## SHORT TASK
Go through the material and tally the lines containing the string "units". Give the total alone.

## DATASET CONTENT

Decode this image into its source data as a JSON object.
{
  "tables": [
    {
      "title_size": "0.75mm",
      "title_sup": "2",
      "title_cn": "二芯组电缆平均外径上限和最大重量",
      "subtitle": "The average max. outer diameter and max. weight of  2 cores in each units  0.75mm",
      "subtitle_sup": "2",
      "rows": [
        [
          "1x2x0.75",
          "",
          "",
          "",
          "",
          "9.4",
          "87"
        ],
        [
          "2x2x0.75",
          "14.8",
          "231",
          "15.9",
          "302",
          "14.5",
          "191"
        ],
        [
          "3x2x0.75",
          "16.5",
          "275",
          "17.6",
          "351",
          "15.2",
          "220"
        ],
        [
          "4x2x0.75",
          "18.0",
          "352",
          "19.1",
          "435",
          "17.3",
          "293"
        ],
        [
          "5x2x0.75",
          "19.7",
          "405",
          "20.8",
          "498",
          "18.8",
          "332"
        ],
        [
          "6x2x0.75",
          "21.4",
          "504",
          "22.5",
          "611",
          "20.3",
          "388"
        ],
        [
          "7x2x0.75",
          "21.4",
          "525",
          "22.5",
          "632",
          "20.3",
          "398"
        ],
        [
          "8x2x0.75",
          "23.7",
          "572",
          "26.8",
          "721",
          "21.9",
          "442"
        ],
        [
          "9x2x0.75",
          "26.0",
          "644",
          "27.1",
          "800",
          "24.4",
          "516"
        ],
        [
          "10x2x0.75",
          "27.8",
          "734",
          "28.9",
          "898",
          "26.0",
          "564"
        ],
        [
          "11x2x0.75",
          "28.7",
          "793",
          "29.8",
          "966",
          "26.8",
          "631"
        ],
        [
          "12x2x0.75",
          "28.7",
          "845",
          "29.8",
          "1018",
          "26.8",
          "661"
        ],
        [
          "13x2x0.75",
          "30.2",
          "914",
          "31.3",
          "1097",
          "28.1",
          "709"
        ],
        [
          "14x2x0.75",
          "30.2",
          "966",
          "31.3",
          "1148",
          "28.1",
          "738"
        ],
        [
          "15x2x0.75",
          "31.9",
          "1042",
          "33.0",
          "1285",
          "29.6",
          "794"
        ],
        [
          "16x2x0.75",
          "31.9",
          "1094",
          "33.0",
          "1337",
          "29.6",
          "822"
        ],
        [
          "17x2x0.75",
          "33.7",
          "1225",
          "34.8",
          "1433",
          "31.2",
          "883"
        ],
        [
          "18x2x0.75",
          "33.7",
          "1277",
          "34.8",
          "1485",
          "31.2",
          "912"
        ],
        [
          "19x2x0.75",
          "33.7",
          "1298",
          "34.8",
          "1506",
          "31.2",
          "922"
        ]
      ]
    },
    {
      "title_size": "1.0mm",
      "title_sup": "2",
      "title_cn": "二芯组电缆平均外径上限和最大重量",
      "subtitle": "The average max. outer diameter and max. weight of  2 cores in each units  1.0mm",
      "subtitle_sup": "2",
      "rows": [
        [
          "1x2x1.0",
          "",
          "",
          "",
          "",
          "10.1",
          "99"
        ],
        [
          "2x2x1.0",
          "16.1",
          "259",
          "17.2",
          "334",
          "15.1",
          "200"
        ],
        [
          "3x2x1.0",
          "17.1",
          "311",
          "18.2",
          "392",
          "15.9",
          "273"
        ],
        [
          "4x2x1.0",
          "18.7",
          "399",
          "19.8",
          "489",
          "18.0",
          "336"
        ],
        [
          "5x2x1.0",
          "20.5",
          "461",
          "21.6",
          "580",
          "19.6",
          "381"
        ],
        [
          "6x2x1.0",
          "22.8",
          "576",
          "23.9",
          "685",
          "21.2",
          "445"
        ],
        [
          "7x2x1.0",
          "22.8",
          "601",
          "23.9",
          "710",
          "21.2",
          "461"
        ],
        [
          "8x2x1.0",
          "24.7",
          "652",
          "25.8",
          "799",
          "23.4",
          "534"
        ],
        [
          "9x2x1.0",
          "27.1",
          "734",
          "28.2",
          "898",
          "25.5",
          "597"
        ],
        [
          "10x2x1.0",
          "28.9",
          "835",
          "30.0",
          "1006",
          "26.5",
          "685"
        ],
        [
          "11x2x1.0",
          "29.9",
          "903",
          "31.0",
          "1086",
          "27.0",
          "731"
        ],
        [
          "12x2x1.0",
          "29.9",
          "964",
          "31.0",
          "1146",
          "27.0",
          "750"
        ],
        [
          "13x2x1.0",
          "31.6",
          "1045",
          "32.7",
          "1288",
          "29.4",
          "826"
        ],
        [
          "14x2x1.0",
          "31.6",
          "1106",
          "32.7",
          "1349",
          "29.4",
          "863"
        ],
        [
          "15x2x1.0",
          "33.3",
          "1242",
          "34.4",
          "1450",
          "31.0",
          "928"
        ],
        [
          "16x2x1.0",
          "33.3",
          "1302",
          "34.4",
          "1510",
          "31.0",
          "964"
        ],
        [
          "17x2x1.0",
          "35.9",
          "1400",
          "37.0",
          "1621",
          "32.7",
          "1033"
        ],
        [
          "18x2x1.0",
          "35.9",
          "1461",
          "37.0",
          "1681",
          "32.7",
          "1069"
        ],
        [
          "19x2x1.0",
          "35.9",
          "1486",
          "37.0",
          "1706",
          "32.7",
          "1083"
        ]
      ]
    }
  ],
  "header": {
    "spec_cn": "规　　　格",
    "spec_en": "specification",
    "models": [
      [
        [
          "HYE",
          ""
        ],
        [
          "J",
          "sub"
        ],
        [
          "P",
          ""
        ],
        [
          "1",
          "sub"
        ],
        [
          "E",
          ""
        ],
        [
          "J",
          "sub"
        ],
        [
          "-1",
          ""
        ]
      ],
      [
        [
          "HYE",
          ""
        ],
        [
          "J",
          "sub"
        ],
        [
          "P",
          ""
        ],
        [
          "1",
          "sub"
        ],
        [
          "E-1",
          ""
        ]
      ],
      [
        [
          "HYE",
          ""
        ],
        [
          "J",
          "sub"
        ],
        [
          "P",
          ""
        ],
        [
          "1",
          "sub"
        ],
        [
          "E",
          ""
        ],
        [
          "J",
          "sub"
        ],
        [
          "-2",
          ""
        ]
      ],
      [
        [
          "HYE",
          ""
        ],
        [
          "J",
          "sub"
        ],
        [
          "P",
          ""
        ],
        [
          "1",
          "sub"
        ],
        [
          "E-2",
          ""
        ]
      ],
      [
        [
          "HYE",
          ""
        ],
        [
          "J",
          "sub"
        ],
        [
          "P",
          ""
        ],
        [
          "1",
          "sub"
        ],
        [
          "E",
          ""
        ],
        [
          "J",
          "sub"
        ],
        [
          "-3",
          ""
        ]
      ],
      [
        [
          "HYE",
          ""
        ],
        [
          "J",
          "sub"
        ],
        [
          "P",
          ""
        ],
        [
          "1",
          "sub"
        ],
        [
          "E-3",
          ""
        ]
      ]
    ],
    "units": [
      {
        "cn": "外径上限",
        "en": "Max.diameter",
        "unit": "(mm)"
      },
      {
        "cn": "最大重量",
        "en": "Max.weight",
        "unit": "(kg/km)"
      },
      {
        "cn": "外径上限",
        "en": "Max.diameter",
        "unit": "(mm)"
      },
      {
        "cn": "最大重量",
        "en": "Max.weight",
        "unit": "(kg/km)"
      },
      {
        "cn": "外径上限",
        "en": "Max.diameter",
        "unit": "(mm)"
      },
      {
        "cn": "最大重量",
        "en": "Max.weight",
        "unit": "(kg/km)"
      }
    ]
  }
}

## REPLY TO THE TASK
3